### [Directions for this task]
Below is a listing to transcribe in full and exactly; keep the pictures out.

### [Record extracts]
________________
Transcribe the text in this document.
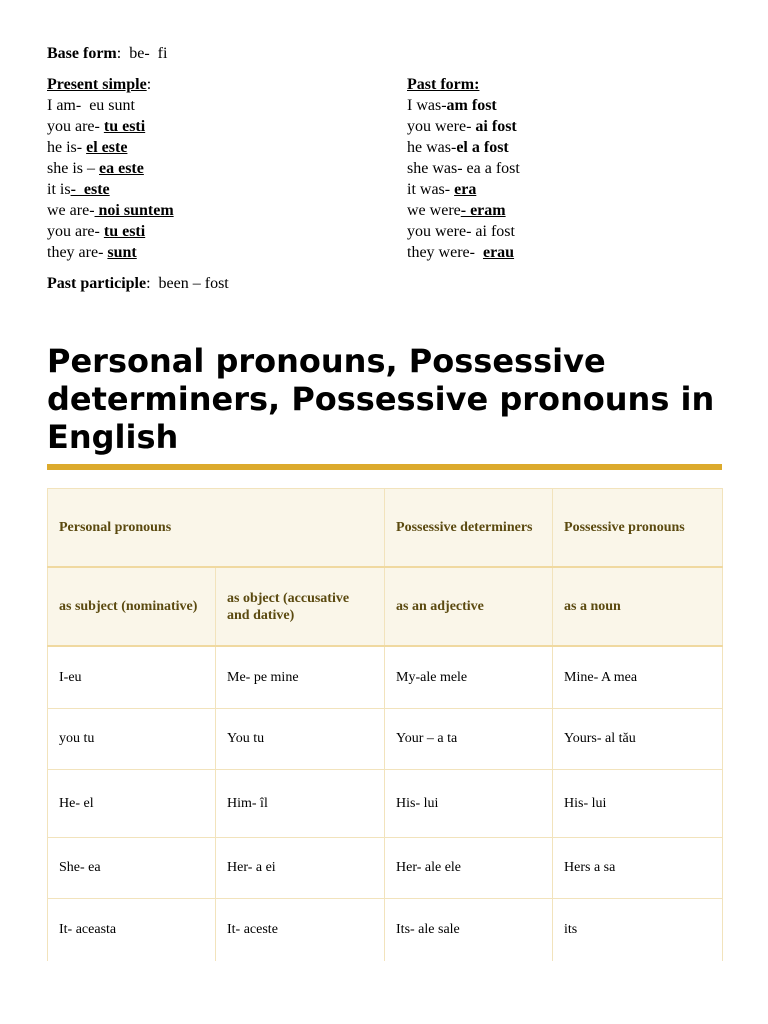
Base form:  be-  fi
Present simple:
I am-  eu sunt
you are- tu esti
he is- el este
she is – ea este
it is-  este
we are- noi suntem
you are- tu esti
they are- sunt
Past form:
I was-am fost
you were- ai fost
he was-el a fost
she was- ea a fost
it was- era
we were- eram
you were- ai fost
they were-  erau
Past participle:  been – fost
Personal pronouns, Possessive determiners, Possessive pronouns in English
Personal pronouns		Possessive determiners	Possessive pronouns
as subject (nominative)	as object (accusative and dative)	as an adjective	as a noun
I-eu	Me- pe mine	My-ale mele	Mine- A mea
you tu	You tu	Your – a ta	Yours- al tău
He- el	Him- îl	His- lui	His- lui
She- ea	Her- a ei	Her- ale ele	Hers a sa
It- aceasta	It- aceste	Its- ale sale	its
________________
### [Solution to the exercise]
Transcribe the text in this document.
Base form:  be-  fi
Present simple:
I am-  eu sunt
you are- tu esti
he is- el este
she is – ea este
it is-  este
we are- noi suntem
you are- tu esti
they are- sunt
Past form:
I was-am fost
you were- ai fost
he was-el a fost
she was- ea a fost
it was- era
we were- eram
you were- ai fost
they were-  erau
Past participle:  been – fost
Personal pronouns, Possessive determiners, Possessive pronouns in English
Personal pronouns		Possessive determiners	Possessive pronouns
as subject (nominative)	as object (accusative and dative)	as an adjective	as a noun
I-eu	Me- pe mine	My-ale mele	Mine- A mea
you tu	You tu	Your – a ta	Yours- al tău
He- el	Him- îl	His- lui	His- lui
She- ea	Her- a ei	Her- ale ele	Hers a sa
It- aceasta	It- aceste	Its- ale sale	its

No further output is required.